***** The records
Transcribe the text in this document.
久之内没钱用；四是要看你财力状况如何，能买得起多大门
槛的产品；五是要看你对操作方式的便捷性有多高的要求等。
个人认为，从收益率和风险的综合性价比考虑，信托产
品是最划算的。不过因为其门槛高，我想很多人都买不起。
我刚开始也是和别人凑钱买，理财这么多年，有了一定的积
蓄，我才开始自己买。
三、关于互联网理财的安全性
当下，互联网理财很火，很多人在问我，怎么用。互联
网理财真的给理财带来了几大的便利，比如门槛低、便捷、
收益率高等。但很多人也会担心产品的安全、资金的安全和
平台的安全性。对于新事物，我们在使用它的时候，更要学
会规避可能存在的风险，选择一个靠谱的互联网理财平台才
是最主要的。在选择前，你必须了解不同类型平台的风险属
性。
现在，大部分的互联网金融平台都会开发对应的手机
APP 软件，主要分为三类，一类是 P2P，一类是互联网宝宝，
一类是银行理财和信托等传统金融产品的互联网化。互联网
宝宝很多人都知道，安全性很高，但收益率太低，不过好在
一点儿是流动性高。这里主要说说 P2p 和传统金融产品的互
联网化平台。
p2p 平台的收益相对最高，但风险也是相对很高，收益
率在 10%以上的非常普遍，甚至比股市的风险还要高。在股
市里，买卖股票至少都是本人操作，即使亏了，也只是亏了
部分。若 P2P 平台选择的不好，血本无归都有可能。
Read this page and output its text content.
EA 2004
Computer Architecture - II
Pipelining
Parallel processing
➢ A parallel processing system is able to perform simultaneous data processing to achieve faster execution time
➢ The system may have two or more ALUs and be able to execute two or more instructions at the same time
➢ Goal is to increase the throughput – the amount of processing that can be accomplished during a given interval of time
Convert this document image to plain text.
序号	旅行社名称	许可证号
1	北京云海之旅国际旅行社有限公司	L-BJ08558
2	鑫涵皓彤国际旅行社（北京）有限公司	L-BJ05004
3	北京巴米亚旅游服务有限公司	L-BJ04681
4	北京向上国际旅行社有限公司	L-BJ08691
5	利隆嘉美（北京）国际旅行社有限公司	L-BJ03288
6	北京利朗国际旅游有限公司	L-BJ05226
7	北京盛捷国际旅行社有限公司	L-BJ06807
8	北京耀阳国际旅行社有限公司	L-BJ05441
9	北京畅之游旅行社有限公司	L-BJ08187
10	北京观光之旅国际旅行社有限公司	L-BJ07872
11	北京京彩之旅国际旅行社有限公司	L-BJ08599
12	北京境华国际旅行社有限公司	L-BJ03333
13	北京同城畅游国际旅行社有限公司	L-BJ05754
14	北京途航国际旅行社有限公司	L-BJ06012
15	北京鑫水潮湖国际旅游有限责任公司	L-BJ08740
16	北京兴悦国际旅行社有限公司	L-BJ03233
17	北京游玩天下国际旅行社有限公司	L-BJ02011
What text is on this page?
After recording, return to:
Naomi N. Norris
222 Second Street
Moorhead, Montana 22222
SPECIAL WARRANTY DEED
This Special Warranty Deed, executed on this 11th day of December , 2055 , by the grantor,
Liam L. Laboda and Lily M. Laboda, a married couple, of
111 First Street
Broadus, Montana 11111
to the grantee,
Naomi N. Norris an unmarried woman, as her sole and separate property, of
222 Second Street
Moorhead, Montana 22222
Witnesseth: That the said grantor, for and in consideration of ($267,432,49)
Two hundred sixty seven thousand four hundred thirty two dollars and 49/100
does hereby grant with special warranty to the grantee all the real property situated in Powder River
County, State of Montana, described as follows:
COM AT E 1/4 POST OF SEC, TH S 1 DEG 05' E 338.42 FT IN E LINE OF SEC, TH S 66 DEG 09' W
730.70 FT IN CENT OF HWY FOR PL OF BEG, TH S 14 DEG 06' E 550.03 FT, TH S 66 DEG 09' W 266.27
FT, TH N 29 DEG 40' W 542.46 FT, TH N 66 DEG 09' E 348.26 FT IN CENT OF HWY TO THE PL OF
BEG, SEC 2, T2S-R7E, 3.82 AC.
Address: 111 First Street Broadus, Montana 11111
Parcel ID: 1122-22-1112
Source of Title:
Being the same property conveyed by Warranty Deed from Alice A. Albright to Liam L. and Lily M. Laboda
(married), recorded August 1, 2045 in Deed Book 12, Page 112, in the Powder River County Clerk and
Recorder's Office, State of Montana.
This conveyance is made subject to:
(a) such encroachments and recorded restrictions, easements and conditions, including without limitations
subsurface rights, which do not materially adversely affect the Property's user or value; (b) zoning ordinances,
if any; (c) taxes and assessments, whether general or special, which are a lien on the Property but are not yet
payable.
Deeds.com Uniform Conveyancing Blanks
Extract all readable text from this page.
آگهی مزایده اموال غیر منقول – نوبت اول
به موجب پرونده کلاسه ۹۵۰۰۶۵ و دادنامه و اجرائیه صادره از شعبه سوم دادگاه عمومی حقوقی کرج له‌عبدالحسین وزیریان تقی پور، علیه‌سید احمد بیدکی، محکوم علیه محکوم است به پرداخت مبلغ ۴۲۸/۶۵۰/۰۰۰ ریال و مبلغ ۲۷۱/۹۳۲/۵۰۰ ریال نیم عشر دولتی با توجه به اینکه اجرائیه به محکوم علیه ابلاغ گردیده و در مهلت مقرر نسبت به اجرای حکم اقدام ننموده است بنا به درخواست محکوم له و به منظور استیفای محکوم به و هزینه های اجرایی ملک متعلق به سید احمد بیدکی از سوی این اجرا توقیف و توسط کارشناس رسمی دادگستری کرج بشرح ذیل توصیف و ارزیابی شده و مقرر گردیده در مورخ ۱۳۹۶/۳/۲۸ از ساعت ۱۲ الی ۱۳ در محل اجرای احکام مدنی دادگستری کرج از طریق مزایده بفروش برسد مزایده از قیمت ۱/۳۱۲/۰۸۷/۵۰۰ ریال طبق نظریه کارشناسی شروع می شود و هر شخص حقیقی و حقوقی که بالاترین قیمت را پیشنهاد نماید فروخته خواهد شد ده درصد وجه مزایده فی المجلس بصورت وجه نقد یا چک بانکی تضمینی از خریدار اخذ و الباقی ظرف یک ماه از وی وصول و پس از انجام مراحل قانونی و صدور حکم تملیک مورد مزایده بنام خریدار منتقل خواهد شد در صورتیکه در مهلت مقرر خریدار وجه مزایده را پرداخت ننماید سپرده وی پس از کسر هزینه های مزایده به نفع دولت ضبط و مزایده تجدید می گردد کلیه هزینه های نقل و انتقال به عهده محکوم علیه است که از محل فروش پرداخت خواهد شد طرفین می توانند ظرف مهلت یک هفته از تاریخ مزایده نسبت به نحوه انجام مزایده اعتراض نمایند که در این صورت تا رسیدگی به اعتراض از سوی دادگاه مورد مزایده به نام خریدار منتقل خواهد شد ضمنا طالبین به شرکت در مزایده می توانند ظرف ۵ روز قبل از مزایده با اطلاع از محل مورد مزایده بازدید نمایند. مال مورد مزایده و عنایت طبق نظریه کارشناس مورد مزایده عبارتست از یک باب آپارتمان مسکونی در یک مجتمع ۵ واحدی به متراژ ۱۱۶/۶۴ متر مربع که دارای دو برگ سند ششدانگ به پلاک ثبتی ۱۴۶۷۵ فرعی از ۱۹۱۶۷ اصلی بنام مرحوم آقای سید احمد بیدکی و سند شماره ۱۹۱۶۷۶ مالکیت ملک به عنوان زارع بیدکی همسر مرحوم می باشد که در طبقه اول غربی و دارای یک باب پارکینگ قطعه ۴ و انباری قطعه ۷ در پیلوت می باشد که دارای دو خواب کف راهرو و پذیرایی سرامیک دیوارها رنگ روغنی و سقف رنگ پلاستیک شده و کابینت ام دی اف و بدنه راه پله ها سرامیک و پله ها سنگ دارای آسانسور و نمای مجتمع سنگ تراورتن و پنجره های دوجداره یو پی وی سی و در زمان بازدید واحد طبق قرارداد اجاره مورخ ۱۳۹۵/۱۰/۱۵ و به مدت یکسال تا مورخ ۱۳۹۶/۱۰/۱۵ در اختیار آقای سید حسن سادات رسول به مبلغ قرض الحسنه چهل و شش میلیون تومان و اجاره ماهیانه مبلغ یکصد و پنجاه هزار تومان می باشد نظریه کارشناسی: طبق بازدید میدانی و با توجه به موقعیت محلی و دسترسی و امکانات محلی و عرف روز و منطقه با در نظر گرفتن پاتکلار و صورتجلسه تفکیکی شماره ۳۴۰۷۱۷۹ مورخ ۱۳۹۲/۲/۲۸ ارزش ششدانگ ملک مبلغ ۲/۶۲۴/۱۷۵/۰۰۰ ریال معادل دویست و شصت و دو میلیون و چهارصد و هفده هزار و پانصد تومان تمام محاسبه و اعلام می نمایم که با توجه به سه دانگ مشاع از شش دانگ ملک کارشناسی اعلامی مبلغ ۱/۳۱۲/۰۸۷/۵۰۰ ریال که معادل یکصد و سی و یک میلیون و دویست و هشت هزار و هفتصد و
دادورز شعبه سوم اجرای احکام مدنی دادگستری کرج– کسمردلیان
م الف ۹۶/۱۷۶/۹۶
**********
● The task
Every line of the listing that holds "system" should be found and copied.

● Solution for this problem
➢ A parallel processing system is able to perform simultaneous data processing to achieve faster execution time
➢ The system may have two or more ALUs and be able to execute two or more instructions at the same time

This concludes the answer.